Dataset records
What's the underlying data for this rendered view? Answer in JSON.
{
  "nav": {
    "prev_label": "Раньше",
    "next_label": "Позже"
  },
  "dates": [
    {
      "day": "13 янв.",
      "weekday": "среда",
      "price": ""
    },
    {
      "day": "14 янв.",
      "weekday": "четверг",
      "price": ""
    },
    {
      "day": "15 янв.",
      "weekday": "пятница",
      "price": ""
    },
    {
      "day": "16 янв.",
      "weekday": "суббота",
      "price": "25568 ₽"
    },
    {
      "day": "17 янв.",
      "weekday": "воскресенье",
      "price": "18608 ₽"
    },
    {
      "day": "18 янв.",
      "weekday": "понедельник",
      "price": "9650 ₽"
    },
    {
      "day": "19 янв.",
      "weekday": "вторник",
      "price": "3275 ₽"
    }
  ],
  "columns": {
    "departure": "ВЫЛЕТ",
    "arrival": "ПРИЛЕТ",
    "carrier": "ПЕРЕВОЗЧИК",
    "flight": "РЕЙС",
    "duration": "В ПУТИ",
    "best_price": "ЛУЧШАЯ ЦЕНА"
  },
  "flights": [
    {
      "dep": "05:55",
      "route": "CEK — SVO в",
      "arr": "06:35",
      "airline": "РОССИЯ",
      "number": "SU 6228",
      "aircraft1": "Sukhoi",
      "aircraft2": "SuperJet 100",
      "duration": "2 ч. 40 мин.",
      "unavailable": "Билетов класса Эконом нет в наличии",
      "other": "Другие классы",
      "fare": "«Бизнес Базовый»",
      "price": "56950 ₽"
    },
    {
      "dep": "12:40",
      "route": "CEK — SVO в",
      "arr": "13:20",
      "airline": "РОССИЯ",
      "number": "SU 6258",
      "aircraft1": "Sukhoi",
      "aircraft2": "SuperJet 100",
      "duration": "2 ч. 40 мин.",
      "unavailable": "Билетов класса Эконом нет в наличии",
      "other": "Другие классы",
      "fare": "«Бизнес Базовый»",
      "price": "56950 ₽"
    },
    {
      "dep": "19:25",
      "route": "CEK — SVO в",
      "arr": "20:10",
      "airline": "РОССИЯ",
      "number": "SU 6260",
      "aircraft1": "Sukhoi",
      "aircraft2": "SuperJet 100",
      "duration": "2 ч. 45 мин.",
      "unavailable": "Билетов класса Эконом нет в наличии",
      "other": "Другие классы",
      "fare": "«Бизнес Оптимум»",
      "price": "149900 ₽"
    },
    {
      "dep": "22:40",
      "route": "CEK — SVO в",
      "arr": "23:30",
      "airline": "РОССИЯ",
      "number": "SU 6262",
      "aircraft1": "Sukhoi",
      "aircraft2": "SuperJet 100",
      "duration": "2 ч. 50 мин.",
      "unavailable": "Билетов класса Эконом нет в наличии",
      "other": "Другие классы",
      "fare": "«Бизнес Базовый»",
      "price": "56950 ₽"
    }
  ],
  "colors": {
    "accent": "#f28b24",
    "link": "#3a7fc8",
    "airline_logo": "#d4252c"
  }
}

■ Given exercise ■
Copy out all lines from the material above that contain the string "weekday".

■ Result of the task ■
      "weekday": "среда",
      "weekday": "четверг",
      "weekday": "пятница",
      "weekday": "суббота",
      "weekday": "воскресенье",
      "weekday": "понедельник",
      "weekday": "вторник",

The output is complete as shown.